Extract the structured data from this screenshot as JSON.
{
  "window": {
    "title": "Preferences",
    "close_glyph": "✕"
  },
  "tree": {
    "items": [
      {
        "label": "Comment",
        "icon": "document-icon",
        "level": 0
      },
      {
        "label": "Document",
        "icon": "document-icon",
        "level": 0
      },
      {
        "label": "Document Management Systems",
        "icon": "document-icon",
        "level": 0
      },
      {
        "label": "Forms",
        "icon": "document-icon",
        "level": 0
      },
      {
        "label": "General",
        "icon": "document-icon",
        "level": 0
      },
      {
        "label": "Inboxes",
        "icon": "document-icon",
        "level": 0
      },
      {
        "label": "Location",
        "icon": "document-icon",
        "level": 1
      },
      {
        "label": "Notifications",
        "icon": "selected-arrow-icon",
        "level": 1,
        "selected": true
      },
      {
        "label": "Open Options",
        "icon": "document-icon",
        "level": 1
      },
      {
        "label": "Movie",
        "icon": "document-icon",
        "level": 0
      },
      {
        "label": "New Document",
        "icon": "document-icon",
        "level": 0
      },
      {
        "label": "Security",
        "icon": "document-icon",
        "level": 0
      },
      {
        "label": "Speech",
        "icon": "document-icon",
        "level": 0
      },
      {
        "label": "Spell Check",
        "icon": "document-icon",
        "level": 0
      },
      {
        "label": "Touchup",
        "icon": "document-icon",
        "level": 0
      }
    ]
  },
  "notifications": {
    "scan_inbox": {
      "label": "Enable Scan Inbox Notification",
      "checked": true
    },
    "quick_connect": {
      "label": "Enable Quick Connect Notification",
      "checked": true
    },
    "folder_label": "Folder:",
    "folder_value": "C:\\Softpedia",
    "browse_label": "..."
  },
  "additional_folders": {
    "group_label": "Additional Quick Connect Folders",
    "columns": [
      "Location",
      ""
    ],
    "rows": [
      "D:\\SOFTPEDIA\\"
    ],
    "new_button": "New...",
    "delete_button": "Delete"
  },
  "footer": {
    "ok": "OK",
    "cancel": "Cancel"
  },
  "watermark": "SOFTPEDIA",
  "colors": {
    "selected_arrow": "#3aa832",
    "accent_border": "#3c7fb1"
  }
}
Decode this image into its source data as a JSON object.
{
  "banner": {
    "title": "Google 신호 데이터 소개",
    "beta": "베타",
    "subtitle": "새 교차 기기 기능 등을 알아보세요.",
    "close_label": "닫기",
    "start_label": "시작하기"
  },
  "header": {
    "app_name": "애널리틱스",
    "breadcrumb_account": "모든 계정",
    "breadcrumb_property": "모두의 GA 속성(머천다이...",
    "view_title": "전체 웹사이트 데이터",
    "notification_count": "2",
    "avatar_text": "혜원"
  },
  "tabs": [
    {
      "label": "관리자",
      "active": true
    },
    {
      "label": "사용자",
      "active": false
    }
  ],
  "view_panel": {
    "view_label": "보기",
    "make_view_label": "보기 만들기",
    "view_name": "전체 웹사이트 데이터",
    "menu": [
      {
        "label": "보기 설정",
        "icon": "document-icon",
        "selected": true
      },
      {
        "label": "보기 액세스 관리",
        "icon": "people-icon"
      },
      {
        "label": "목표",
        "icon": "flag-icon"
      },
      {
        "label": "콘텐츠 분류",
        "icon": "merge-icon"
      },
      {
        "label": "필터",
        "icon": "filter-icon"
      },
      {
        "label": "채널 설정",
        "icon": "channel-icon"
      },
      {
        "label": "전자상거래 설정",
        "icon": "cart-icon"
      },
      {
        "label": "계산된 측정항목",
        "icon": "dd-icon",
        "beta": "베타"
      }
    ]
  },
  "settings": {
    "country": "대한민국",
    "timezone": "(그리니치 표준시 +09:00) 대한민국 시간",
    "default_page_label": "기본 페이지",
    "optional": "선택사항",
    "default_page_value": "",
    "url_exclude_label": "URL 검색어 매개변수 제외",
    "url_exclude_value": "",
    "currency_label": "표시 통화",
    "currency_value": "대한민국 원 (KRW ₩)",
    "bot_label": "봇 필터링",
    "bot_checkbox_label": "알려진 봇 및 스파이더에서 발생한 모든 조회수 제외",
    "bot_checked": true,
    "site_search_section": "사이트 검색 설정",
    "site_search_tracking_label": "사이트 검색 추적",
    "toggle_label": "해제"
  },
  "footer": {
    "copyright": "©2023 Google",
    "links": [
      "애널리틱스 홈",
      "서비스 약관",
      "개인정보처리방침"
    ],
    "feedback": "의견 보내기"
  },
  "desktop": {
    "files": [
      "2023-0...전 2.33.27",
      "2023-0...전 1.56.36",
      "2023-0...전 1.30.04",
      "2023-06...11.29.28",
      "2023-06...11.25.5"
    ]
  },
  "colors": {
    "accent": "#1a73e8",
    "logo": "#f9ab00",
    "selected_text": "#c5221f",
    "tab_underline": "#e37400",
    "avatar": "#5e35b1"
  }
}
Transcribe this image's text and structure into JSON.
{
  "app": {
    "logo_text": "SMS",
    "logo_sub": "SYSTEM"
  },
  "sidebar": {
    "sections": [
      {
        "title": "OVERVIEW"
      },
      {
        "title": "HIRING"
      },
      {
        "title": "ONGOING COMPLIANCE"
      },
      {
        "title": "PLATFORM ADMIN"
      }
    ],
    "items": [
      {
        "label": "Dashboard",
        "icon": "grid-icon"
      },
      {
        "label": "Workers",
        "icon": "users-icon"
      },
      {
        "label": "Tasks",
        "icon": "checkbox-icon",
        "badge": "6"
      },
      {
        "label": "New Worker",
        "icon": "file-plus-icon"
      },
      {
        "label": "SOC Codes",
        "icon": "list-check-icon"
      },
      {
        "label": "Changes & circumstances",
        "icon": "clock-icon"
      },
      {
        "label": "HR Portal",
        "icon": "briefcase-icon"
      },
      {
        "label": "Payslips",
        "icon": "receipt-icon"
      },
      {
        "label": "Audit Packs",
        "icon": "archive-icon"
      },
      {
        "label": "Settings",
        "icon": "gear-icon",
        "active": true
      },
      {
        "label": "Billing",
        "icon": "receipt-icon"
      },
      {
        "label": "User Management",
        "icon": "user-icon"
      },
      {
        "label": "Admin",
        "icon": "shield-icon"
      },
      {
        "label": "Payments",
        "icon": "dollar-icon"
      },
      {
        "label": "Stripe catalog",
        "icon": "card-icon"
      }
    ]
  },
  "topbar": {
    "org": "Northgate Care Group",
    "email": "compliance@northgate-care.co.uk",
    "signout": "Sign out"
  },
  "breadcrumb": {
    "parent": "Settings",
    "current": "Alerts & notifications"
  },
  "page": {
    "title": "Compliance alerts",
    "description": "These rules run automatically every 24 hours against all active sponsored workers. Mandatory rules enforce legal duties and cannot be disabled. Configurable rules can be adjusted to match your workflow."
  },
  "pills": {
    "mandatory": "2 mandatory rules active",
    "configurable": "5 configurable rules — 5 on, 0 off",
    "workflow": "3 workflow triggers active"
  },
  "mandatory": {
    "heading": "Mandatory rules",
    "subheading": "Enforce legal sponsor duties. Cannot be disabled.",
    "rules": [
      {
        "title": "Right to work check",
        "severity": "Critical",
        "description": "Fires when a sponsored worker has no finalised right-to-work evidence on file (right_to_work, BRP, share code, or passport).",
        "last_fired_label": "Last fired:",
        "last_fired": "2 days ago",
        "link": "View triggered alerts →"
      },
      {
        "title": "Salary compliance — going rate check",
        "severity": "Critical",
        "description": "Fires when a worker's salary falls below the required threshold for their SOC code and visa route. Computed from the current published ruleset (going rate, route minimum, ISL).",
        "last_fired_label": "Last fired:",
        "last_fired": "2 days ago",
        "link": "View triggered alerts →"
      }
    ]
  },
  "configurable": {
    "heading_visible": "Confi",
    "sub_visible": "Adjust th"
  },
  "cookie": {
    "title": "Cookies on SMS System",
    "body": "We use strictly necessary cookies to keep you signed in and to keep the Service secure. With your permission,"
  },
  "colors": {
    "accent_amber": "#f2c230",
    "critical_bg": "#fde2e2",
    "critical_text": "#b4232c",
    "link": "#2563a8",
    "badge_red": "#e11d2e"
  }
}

○ ○ ○ ○ ○ ○ ○

* [Short problem]: Copy out every line of the material above that mentions the word "sponsored".

* [Answer to this task]:
    "description": "These rules run automatically every 24 hours against all active sponsored workers. Mandatory rules enforce legal duties and cannot be disabled. Configurable rules can be adjusted to match your workflow."
        "description": "Fires when a sponsored worker has no finalised right-to-work evidence on file (right_to_work, BRP, share code, or passport).",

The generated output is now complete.